Entries from a visual dataset
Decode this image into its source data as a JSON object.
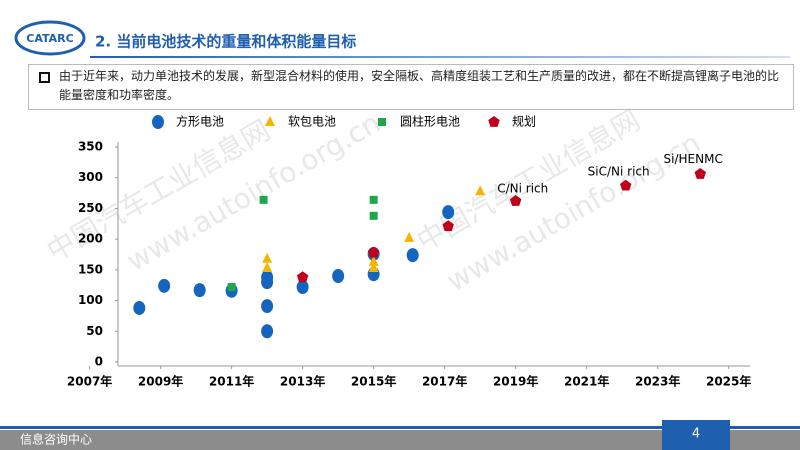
{
  "header": {
    "logo": "CATARC",
    "title": "2. 当前电池技术的重量和体积能量目标"
  },
  "bullet": "由于近年来，动力单池技术的发展，新型混合材料的使用，安全隔板、高精度组装工艺和生产质量的改进，都在不断提高锂离子电池的比能量密度和功率密度。",
  "watermark": {
    "cn": "中国汽车工业信息网",
    "url": "www.autoinfo.org.cn"
  },
  "chart_data": {
    "type": "scatter",
    "legend": "top",
    "xlim": [
      2007.8,
      2025.6
    ],
    "ylim": [
      0,
      350
    ],
    "xticks": [
      {
        "value": 2007,
        "label": "2007年"
      },
      {
        "value": 2009,
        "label": "2009年"
      },
      {
        "value": 2011,
        "label": "2011年"
      },
      {
        "value": 2013,
        "label": "2013年"
      },
      {
        "value": 2015,
        "label": "2015年"
      },
      {
        "value": 2017,
        "label": "2017年"
      },
      {
        "value": 2019,
        "label": "2019年"
      },
      {
        "value": 2021,
        "label": "2021年"
      },
      {
        "value": 2023,
        "label": "2023年"
      },
      {
        "value": 2025,
        "label": "2025年"
      }
    ],
    "yticks": [
      0,
      50,
      100,
      150,
      200,
      250,
      300,
      350
    ],
    "series": [
      {
        "name": "方形电池",
        "color": "#1565c0",
        "marker": "circle",
        "x": [
          2008.4,
          2009.1,
          2010.1,
          2011,
          2012,
          2012,
          2012,
          2012,
          2013,
          2014,
          2015,
          2015,
          2016.1,
          2017.1
        ],
        "values": [
          88,
          124,
          117,
          116,
          138,
          130,
          91,
          50,
          122,
          140,
          176,
          143,
          174,
          244
        ]
      },
      {
        "name": "软包电池",
        "color": "#f5b400",
        "marker": "triangle",
        "x": [
          2012,
          2012,
          2015,
          2015,
          2016,
          2018
        ],
        "values": [
          168,
          153,
          163,
          153,
          202,
          278
        ]
      },
      {
        "name": "圆柱形电池",
        "color": "#1ea84a",
        "marker": "square",
        "x": [
          2011.9,
          2011,
          2015,
          2015
        ],
        "values": [
          264,
          122,
          264,
          238
        ]
      },
      {
        "name": "规划",
        "color": "#c0001a",
        "marker": "pentagon",
        "x": [
          2013,
          2015,
          2017.1,
          2019,
          2022.1,
          2024.2
        ],
        "values": [
          138,
          178,
          221,
          262,
          287,
          306
        ]
      }
    ],
    "annotations": [
      {
        "text": "C/Ni rich",
        "x": 2019.2,
        "y": 282
      },
      {
        "text": "SiC/Ni rich",
        "x": 2021.9,
        "y": 309
      },
      {
        "text": "Si/HENMC",
        "x": 2024,
        "y": 330
      }
    ]
  },
  "footer": {
    "text": "信息咨询中心",
    "page": "4"
  }
}
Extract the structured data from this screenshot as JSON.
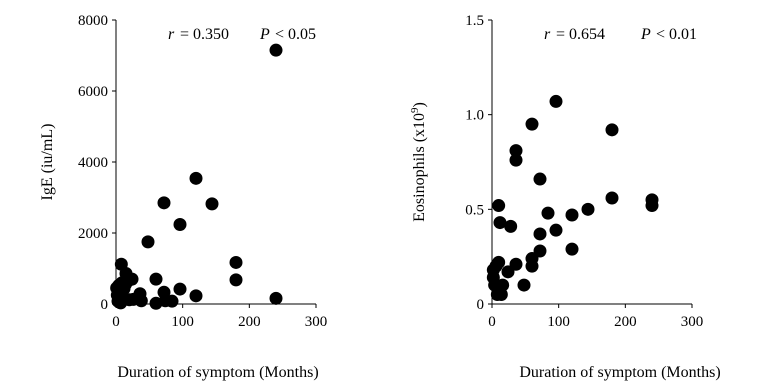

- **Set problem**
Gather each line in these records that contains the string "marker".

- **The response**
        "marker": "circle",
        "marker": "triangle",
        "marker": "square",
        "marker": "pentagon",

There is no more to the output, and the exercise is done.